→ **Work instructions**:
Reproduce every entry exactly, without alteration.

━━━━━ Available data ━━━━━

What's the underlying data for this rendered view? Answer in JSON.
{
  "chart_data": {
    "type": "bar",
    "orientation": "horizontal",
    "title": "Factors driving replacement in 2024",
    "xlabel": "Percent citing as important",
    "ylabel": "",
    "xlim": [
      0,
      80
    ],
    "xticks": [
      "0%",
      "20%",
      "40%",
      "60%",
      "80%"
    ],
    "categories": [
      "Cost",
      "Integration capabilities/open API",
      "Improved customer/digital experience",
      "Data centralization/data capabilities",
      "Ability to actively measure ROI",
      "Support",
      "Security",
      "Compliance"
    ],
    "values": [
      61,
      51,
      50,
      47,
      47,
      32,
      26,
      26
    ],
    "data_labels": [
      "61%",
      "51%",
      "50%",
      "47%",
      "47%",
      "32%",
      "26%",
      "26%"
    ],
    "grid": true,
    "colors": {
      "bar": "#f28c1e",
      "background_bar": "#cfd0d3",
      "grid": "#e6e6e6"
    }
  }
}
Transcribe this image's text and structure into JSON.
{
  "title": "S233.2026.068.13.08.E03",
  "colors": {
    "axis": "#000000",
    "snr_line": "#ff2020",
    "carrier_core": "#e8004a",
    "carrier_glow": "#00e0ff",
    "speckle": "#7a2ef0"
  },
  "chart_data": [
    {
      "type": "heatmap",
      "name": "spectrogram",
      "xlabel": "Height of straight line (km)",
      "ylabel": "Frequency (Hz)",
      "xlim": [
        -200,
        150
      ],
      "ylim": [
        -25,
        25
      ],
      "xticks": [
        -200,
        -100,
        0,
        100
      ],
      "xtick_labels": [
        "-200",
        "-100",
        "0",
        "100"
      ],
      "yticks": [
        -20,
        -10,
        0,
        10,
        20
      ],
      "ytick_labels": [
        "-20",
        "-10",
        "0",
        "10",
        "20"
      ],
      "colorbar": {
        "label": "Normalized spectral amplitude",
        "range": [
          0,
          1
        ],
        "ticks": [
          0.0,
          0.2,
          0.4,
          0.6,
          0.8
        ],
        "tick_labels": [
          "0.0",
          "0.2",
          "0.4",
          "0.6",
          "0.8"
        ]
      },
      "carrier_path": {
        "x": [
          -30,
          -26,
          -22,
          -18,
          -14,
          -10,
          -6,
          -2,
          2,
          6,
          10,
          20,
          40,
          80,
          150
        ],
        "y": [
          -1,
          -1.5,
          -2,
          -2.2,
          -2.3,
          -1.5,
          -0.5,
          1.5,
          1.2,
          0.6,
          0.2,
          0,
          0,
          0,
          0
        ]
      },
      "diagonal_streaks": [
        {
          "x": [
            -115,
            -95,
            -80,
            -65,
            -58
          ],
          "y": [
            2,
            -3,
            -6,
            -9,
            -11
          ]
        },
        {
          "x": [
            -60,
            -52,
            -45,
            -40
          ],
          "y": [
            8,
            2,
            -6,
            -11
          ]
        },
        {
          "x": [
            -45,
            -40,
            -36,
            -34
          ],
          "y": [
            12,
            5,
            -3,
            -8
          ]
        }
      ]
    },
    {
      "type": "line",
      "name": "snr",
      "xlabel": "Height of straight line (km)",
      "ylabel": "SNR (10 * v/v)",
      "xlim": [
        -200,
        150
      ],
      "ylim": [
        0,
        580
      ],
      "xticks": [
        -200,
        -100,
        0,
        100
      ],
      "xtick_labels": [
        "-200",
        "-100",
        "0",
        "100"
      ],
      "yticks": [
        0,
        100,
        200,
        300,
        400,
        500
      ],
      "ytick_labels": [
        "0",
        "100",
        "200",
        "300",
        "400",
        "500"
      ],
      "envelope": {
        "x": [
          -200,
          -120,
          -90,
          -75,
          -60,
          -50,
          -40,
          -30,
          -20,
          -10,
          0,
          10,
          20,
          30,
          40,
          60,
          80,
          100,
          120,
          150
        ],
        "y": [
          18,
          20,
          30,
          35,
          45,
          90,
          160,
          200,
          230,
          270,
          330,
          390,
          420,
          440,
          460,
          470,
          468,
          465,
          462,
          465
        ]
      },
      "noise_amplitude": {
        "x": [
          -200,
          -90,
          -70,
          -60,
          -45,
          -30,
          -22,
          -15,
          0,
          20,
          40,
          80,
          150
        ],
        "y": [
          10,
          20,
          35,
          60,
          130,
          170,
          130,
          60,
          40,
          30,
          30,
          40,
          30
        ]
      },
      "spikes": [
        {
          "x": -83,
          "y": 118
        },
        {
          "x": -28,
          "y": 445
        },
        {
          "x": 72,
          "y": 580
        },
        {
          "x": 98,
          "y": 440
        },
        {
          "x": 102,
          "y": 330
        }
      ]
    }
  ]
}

━━━━━

→ **Result**:
What's the underlying data for this rendered view? Answer in JSON.
{
  "chart_data": {
    "type": "bar",
    "orientation": "horizontal",
    "title": "Factors driving replacement in 2024",
    "xlabel": "Percent citing as important",
    "ylabel": "",
    "xlim": [
      0,
      80
    ],
    "xticks": [
      "0%",
      "20%",
      "40%",
      "60%",
      "80%"
    ],
    "categories": [
      "Cost",
      "Integration capabilities/open API",
      "Improved customer/digital experience",
      "Data centralization/data capabilities",
      "Ability to actively measure ROI",
      "Support",
      "Security",
      "Compliance"
    ],
    "values": [
      61,
      51,
      50,
      47,
      47,
      32,
      26,
      26
    ],
    "data_labels": [
      "61%",
      "51%",
      "50%",
      "47%",
      "47%",
      "32%",
      "26%",
      "26%"
    ],
    "grid": true,
    "colors": {
      "bar": "#f28c1e",
      "background_bar": "#cfd0d3",
      "grid": "#e6e6e6"
    }
  }
}
Transcribe this image's text and structure into JSON.
{
  "title": "S233.2026.068.13.08.E03",
  "colors": {
    "axis": "#000000",
    "snr_line": "#ff2020",
    "carrier_core": "#e8004a",
    "carrier_glow": "#00e0ff",
    "speckle": "#7a2ef0"
  },
  "chart_data": [
    {
      "type": "heatmap",
      "name": "spectrogram",
      "xlabel": "Height of straight line (km)",
      "ylabel": "Frequency (Hz)",
      "xlim": [
        -200,
        150
      ],
      "ylim": [
        -25,
        25
      ],
      "xticks": [
        -200,
        -100,
        0,
        100
      ],
      "xtick_labels": [
        "-200",
        "-100",
        "0",
        "100"
      ],
      "yticks": [
        -20,
        -10,
        0,
        10,
        20
      ],
      "ytick_labels": [
        "-20",
        "-10",
        "0",
        "10",
        "20"
      ],
      "colorbar": {
        "label": "Normalized spectral amplitude",
        "range": [
          0,
          1
        ],
        "ticks": [
          0.0,
          0.2,
          0.4,
          0.6,
          0.8
        ],
        "tick_labels": [
          "0.0",
          "0.2",
          "0.4",
          "0.6",
          "0.8"
        ]
      },
      "carrier_path": {
        "x": [
          -30,
          -26,
          -22,
          -18,
          -14,
          -10,
          -6,
          -2,
          2,
          6,
          10,
          20,
          40,
          80,
          150
        ],
        "y": [
          -1,
          -1.5,
          -2,
          -2.2,
          -2.3,
          -1.5,
          -0.5,
          1.5,
          1.2,
          0.6,
          0.2,
          0,
          0,
          0,
          0
        ]
      },
      "diagonal_streaks": [
        {
          "x": [
            -115,
            -95,
            -80,
            -65,
            -58
          ],
          "y": [
            2,
            -3,
            -6,
            -9,
            -11
          ]
        },
        {
          "x": [
            -60,
            -52,
            -45,
            -40
          ],
          "y": [
            8,
            2,
            -6,
            -11
          ]
        },
        {
          "x": [
            -45,
            -40,
            -36,
            -34
          ],
          "y": [
            12,
            5,
            -3,
            -8
          ]
        }
      ]
    },
    {
      "type": "line",
      "name": "snr",
      "xlabel": "Height of straight line (km)",
      "ylabel": "SNR (10 * v/v)",
      "xlim": [
        -200,
        150
      ],
      "ylim": [
        0,
        580
      ],
      "xticks": [
        -200,
        -100,
        0,
        100
      ],
      "xtick_labels": [
        "-200",
        "-100",
        "0",
        "100"
      ],
      "yticks": [
        0,
        100,
        200,
        300,
        400,
        500
      ],
      "ytick_labels": [
        "0",
        "100",
        "200",
        "300",
        "400",
        "500"
      ],
      "envelope": {
        "x": [
          -200,
          -120,
          -90,
          -75,
          -60,
          -50,
          -40,
          -30,
          -20,
          -10,
          0,
          10,
          20,
          30,
          40,
          60,
          80,
          100,
          120,
          150
        ],
        "y": [
          18,
          20,
          30,
          35,
          45,
          90,
          160,
          200,
          230,
          270,
          330,
          390,
          420,
          440,
          460,
          470,
          468,
          465,
          462,
          465
        ]
      },
      "noise_amplitude": {
        "x": [
          -200,
          -90,
          -70,
          -60,
          -45,
          -30,
          -22,
          -15,
          0,
          20,
          40,
          80,
          150
        ],
        "y": [
          10,
          20,
          35,
          60,
          130,
          170,
          130,
          60,
          40,
          30,
          30,
          40,
          30
        ]
      },
      "spikes": [
        {
          "x": -83,
          "y": 118
        },
        {
          "x": -28,
          "y": 445
        },
        {
          "x": 72,
          "y": 580
        },
        {
          "x": 98,
          "y": 440
        },
        {
          "x": 102,
          "y": 330
        }
      ]
    }
  ]
}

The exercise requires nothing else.